──────── Records for this task

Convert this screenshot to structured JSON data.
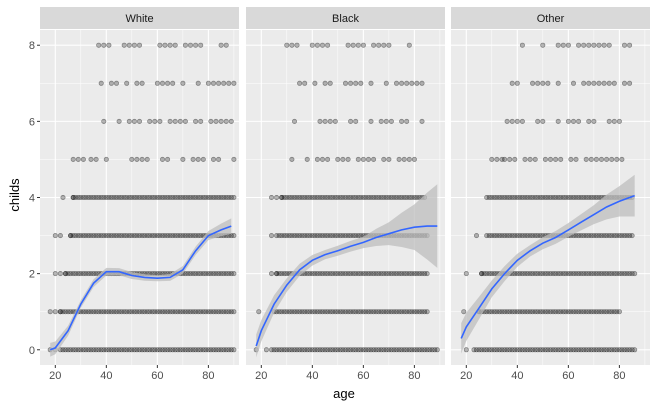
{
  "chart_data": {
    "type": "scatter",
    "title": "",
    "xlabel": "age",
    "ylabel": "childs",
    "xlim": [
      14,
      92
    ],
    "ylim": [
      -0.4,
      8.4
    ],
    "x_ticks": [
      "20",
      "40",
      "60",
      "80"
    ],
    "y_ticks": [
      "0",
      "2",
      "4",
      "6",
      "8"
    ],
    "x_tick_values": [
      20,
      40,
      60,
      80
    ],
    "y_tick_values": [
      0,
      2,
      4,
      6,
      8
    ],
    "smoother": "loess with 95% confidence band",
    "colors": {
      "panel": "#ebebeb",
      "strip": "#d9d9d9",
      "grid": "#ffffff",
      "point": "#000000",
      "line": "#3366ff",
      "band": "#bebebe"
    },
    "panels": [
      {
        "name": "White",
        "points": [
          [
            0,
            [
              [
                18,
                22
              ],
              [
                22,
                90
              ]
            ]
          ],
          [
            1,
            [
              [
                18,
                22
              ],
              [
                22,
                90
              ]
            ]
          ],
          [
            2,
            [
              [
                20,
                24
              ],
              [
                24,
                90
              ]
            ]
          ],
          [
            3,
            [
              [
                20,
                26
              ],
              [
                26,
                90
              ]
            ]
          ],
          [
            4,
            [
              [
                21,
                27
              ],
              [
                27,
                90
              ]
            ]
          ],
          [
            5,
            [
              [
                27,
                32
              ],
              [
                32,
                90
              ]
            ]
          ],
          [
            6,
            [
              [
                37,
                90
              ]
            ]
          ],
          [
            7,
            [
              [
                36,
                90
              ]
            ]
          ],
          [
            8,
            [
              [
                35,
                90
              ]
            ]
          ]
        ],
        "trend": [
          [
            18,
            0.0
          ],
          [
            20,
            0.05
          ],
          [
            25,
            0.5
          ],
          [
            30,
            1.2
          ],
          [
            35,
            1.75
          ],
          [
            40,
            2.05
          ],
          [
            45,
            2.05
          ],
          [
            50,
            1.95
          ],
          [
            55,
            1.9
          ],
          [
            60,
            1.88
          ],
          [
            65,
            1.9
          ],
          [
            70,
            2.1
          ],
          [
            75,
            2.6
          ],
          [
            80,
            3.0
          ],
          [
            85,
            3.15
          ],
          [
            89,
            3.25
          ]
        ],
        "band": [
          [
            18,
            0.18
          ],
          [
            30,
            0.1
          ],
          [
            40,
            0.1
          ],
          [
            60,
            0.08
          ],
          [
            70,
            0.1
          ],
          [
            80,
            0.12
          ],
          [
            89,
            0.2
          ]
        ]
      },
      {
        "name": "Black",
        "points": [
          [
            0,
            [
              [
                18,
                24
              ],
              [
                24,
                89
              ]
            ]
          ],
          [
            1,
            [
              [
                19,
                25
              ],
              [
                25,
                85
              ]
            ]
          ],
          [
            2,
            [
              [
                22,
                26
              ],
              [
                26,
                85
              ]
            ]
          ],
          [
            3,
            [
              [
                24,
                27
              ],
              [
                27,
                85
              ]
            ]
          ],
          [
            4,
            [
              [
                24,
                28
              ],
              [
                28,
                84
              ]
            ]
          ],
          [
            5,
            [
              [
                29,
                32
              ],
              [
                32,
                80
              ]
            ]
          ],
          [
            6,
            [
              [
                33,
                83
              ]
            ]
          ],
          [
            7,
            [
              [
                33,
                83
              ]
            ]
          ],
          [
            8,
            [
              [
                30,
                79
              ]
            ]
          ]
        ],
        "trend": [
          [
            18,
            0.1
          ],
          [
            20,
            0.5
          ],
          [
            25,
            1.2
          ],
          [
            30,
            1.7
          ],
          [
            35,
            2.1
          ],
          [
            40,
            2.35
          ],
          [
            45,
            2.5
          ],
          [
            50,
            2.6
          ],
          [
            55,
            2.72
          ],
          [
            60,
            2.82
          ],
          [
            65,
            2.95
          ],
          [
            70,
            3.05
          ],
          [
            75,
            3.15
          ],
          [
            80,
            3.22
          ],
          [
            85,
            3.25
          ],
          [
            89,
            3.25
          ]
        ],
        "band": [
          [
            18,
            0.3
          ],
          [
            30,
            0.18
          ],
          [
            45,
            0.12
          ],
          [
            60,
            0.15
          ],
          [
            70,
            0.3
          ],
          [
            80,
            0.6
          ],
          [
            89,
            1.1
          ]
        ]
      },
      {
        "name": "Other",
        "points": [
          [
            0,
            [
              [
                18,
                23
              ],
              [
                23,
                86
              ]
            ]
          ],
          [
            1,
            [
              [
                19,
                25
              ],
              [
                25,
                80
              ]
            ]
          ],
          [
            2,
            [
              [
                20,
                26
              ],
              [
                26,
                86
              ]
            ]
          ],
          [
            3,
            [
              [
                22,
                28
              ],
              [
                28,
                85
              ]
            ]
          ],
          [
            4,
            [
              [
                24,
                28
              ],
              [
                28,
                85
              ]
            ]
          ],
          [
            5,
            [
              [
                30,
                35
              ],
              [
                35,
                84
              ]
            ]
          ],
          [
            6,
            [
              [
                32,
                80
              ]
            ]
          ],
          [
            7,
            [
              [
                38,
                85
              ]
            ]
          ],
          [
            8,
            [
              [
                42,
                85
              ]
            ]
          ]
        ],
        "trend": [
          [
            18,
            0.3
          ],
          [
            20,
            0.6
          ],
          [
            25,
            1.1
          ],
          [
            30,
            1.6
          ],
          [
            35,
            2.0
          ],
          [
            40,
            2.35
          ],
          [
            45,
            2.6
          ],
          [
            50,
            2.8
          ],
          [
            55,
            2.95
          ],
          [
            60,
            3.15
          ],
          [
            65,
            3.35
          ],
          [
            70,
            3.55
          ],
          [
            75,
            3.75
          ],
          [
            80,
            3.9
          ],
          [
            86,
            4.05
          ]
        ],
        "band": [
          [
            18,
            0.4
          ],
          [
            30,
            0.22
          ],
          [
            45,
            0.15
          ],
          [
            60,
            0.18
          ],
          [
            70,
            0.25
          ],
          [
            80,
            0.4
          ],
          [
            86,
            0.55
          ]
        ]
      }
    ]
  }
}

────────────────

| To be done |
In the copy, include no pictures; restate the listing above exactly.

| Completed exercise |
Convert this screenshot to structured JSON data.
{
  "chart_data": {
    "type": "scatter",
    "title": "",
    "xlabel": "age",
    "ylabel": "childs",
    "xlim": [
      14,
      92
    ],
    "ylim": [
      -0.4,
      8.4
    ],
    "x_ticks": [
      "20",
      "40",
      "60",
      "80"
    ],
    "y_ticks": [
      "0",
      "2",
      "4",
      "6",
      "8"
    ],
    "x_tick_values": [
      20,
      40,
      60,
      80
    ],
    "y_tick_values": [
      0,
      2,
      4,
      6,
      8
    ],
    "smoother": "loess with 95% confidence band",
    "colors": {
      "panel": "#ebebeb",
      "strip": "#d9d9d9",
      "grid": "#ffffff",
      "point": "#000000",
      "line": "#3366ff",
      "band": "#bebebe"
    },
    "panels": [
      {
        "name": "White",
        "points": [
          [
            0,
            [
              [
                18,
                22
              ],
              [
                22,
                90
              ]
            ]
          ],
          [
            1,
            [
              [
                18,
                22
              ],
              [
                22,
                90
              ]
            ]
          ],
          [
            2,
            [
              [
                20,
                24
              ],
              [
                24,
                90
              ]
            ]
          ],
          [
            3,
            [
              [
                20,
                26
              ],
              [
                26,
                90
              ]
            ]
          ],
          [
            4,
            [
              [
                21,
                27
              ],
              [
                27,
                90
              ]
            ]
          ],
          [
            5,
            [
              [
                27,
                32
              ],
              [
                32,
                90
              ]
            ]
          ],
          [
            6,
            [
              [
                37,
                90
              ]
            ]
          ],
          [
            7,
            [
              [
                36,
                90
              ]
            ]
          ],
          [
            8,
            [
              [
                35,
                90
              ]
            ]
          ]
        ],
        "trend": [
          [
            18,
            0.0
          ],
          [
            20,
            0.05
          ],
          [
            25,
            0.5
          ],
          [
            30,
            1.2
          ],
          [
            35,
            1.75
          ],
          [
            40,
            2.05
          ],
          [
            45,
            2.05
          ],
          [
            50,
            1.95
          ],
          [
            55,
            1.9
          ],
          [
            60,
            1.88
          ],
          [
            65,
            1.9
          ],
          [
            70,
            2.1
          ],
          [
            75,
            2.6
          ],
          [
            80,
            3.0
          ],
          [
            85,
            3.15
          ],
          [
            89,
            3.25
          ]
        ],
        "band": [
          [
            18,
            0.18
          ],
          [
            30,
            0.1
          ],
          [
            40,
            0.1
          ],
          [
            60,
            0.08
          ],
          [
            70,
            0.1
          ],
          [
            80,
            0.12
          ],
          [
            89,
            0.2
          ]
        ]
      },
      {
        "name": "Black",
        "points": [
          [
            0,
            [
              [
                18,
                24
              ],
              [
                24,
                89
              ]
            ]
          ],
          [
            1,
            [
              [
                19,
                25
              ],
              [
                25,
                85
              ]
            ]
          ],
          [
            2,
            [
              [
                22,
                26
              ],
              [
                26,
                85
              ]
            ]
          ],
          [
            3,
            [
              [
                24,
                27
              ],
              [
                27,
                85
              ]
            ]
          ],
          [
            4,
            [
              [
                24,
                28
              ],
              [
                28,
                84
              ]
            ]
          ],
          [
            5,
            [
              [
                29,
                32
              ],
              [
                32,
                80
              ]
            ]
          ],
          [
            6,
            [
              [
                33,
                83
              ]
            ]
          ],
          [
            7,
            [
              [
                33,
                83
              ]
            ]
          ],
          [
            8,
            [
              [
                30,
                79
              ]
            ]
          ]
        ],
        "trend": [
          [
            18,
            0.1
          ],
          [
            20,
            0.5
          ],
          [
            25,
            1.2
          ],
          [
            30,
            1.7
          ],
          [
            35,
            2.1
          ],
          [
            40,
            2.35
          ],
          [
            45,
            2.5
          ],
          [
            50,
            2.6
          ],
          [
            55,
            2.72
          ],
          [
            60,
            2.82
          ],
          [
            65,
            2.95
          ],
          [
            70,
            3.05
          ],
          [
            75,
            3.15
          ],
          [
            80,
            3.22
          ],
          [
            85,
            3.25
          ],
          [
            89,
            3.25
          ]
        ],
        "band": [
          [
            18,
            0.3
          ],
          [
            30,
            0.18
          ],
          [
            45,
            0.12
          ],
          [
            60,
            0.15
          ],
          [
            70,
            0.3
          ],
          [
            80,
            0.6
          ],
          [
            89,
            1.1
          ]
        ]
      },
      {
        "name": "Other",
        "points": [
          [
            0,
            [
              [
                18,
                23
              ],
              [
                23,
                86
              ]
            ]
          ],
          [
            1,
            [
              [
                19,
                25
              ],
              [
                25,
                80
              ]
            ]
          ],
          [
            2,
            [
              [
                20,
                26
              ],
              [
                26,
                86
              ]
            ]
          ],
          [
            3,
            [
              [
                22,
                28
              ],
              [
                28,
                85
              ]
            ]
          ],
          [
            4,
            [
              [
                24,
                28
              ],
              [
                28,
                85
              ]
            ]
          ],
          [
            5,
            [
              [
                30,
                35
              ],
              [
                35,
                84
              ]
            ]
          ],
          [
            6,
            [
              [
                32,
                80
              ]
            ]
          ],
          [
            7,
            [
              [
                38,
                85
              ]
            ]
          ],
          [
            8,
            [
              [
                42,
                85
              ]
            ]
          ]
        ],
        "trend": [
          [
            18,
            0.3
          ],
          [
            20,
            0.6
          ],
          [
            25,
            1.1
          ],
          [
            30,
            1.6
          ],
          [
            35,
            2.0
          ],
          [
            40,
            2.35
          ],
          [
            45,
            2.6
          ],
          [
            50,
            2.8
          ],
          [
            55,
            2.95
          ],
          [
            60,
            3.15
          ],
          [
            65,
            3.35
          ],
          [
            70,
            3.55
          ],
          [
            75,
            3.75
          ],
          [
            80,
            3.9
          ],
          [
            86,
            4.05
          ]
        ],
        "band": [
          [
            18,
            0.4
          ],
          [
            30,
            0.22
          ],
          [
            45,
            0.15
          ],
          [
            60,
            0.18
          ],
          [
            70,
            0.25
          ],
          [
            80,
            0.4
          ],
          [
            86,
            0.55
          ]
        ]
      }
    ]
  }
}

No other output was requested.